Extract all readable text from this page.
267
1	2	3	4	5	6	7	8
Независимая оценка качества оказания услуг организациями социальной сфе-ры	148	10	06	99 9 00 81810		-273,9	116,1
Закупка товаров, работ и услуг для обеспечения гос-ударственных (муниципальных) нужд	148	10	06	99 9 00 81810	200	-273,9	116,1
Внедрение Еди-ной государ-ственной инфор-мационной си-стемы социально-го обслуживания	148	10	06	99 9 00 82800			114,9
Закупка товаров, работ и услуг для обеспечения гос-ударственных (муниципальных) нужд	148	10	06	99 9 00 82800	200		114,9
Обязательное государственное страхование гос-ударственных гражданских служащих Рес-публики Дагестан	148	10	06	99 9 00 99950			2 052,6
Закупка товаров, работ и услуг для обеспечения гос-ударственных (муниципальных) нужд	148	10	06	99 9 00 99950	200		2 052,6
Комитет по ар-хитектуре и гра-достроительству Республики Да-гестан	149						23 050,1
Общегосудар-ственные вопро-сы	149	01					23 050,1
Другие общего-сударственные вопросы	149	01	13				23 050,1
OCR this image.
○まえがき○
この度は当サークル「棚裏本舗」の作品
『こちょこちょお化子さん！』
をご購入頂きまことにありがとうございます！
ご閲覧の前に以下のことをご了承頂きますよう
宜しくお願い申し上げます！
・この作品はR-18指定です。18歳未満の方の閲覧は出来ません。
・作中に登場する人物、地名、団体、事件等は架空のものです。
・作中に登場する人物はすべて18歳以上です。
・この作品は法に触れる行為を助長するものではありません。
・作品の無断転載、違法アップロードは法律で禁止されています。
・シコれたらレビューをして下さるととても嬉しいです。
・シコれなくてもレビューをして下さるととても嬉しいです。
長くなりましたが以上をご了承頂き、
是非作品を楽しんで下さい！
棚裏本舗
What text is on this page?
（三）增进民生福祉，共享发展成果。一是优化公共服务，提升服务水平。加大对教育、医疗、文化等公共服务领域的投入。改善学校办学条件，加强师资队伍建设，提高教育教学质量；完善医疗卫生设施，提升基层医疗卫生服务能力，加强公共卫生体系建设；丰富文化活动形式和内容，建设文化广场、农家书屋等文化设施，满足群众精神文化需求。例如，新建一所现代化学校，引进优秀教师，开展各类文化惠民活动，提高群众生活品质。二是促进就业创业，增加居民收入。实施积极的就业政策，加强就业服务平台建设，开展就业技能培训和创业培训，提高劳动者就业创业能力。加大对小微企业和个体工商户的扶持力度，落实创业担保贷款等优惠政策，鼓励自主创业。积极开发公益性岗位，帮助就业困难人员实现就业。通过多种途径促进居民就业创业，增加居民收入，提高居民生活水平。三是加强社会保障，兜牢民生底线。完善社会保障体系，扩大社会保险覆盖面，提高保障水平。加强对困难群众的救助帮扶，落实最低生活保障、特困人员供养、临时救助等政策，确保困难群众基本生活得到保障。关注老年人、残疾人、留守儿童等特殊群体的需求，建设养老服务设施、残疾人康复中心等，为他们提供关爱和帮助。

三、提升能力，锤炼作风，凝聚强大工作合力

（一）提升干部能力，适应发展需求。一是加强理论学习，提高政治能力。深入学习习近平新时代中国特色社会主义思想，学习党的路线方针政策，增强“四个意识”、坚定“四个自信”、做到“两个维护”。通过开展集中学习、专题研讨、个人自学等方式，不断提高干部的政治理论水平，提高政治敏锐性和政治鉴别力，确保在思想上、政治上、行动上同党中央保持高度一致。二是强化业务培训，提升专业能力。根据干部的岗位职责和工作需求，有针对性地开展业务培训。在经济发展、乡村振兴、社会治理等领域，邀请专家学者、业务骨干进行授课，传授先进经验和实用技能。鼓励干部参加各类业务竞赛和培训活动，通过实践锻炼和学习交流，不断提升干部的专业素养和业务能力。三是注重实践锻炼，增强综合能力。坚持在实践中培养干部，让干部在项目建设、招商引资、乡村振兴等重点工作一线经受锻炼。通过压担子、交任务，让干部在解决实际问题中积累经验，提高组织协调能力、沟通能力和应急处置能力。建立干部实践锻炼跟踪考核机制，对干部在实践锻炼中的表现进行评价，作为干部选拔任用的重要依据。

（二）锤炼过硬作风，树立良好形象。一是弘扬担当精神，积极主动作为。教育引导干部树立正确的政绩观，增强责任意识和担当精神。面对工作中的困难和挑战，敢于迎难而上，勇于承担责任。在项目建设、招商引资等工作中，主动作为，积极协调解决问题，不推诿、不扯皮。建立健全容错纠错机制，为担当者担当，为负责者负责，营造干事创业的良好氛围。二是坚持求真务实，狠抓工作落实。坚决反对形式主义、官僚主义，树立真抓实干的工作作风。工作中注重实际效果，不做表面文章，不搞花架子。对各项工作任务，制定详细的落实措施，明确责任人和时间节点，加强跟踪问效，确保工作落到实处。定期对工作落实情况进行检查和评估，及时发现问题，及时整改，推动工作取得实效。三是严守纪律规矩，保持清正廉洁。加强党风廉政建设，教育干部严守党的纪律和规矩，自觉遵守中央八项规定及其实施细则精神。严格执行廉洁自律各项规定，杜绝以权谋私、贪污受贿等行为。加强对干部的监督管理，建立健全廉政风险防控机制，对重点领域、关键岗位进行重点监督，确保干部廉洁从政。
------------
# Stated task:
Isolate the lines that hold the word "товаров" and copy all of them.

# Result of this task:
Закупка товаров, работ и услуг для обеспечения гос-ударственных (муниципальных) нужд	148	10	06	99 9 00 81810	200	-273,9	116,1
Закупка товаров, работ и услуг для обеспечения гос-ударственных (муниципальных) нужд	148	10	06	99 9 00 82800	200		114,9
Закупка товаров, работ и услуг для обеспечения гос-ударственных (муниципальных) нужд	148	10	06	99 9 00 99950	200		2 052,6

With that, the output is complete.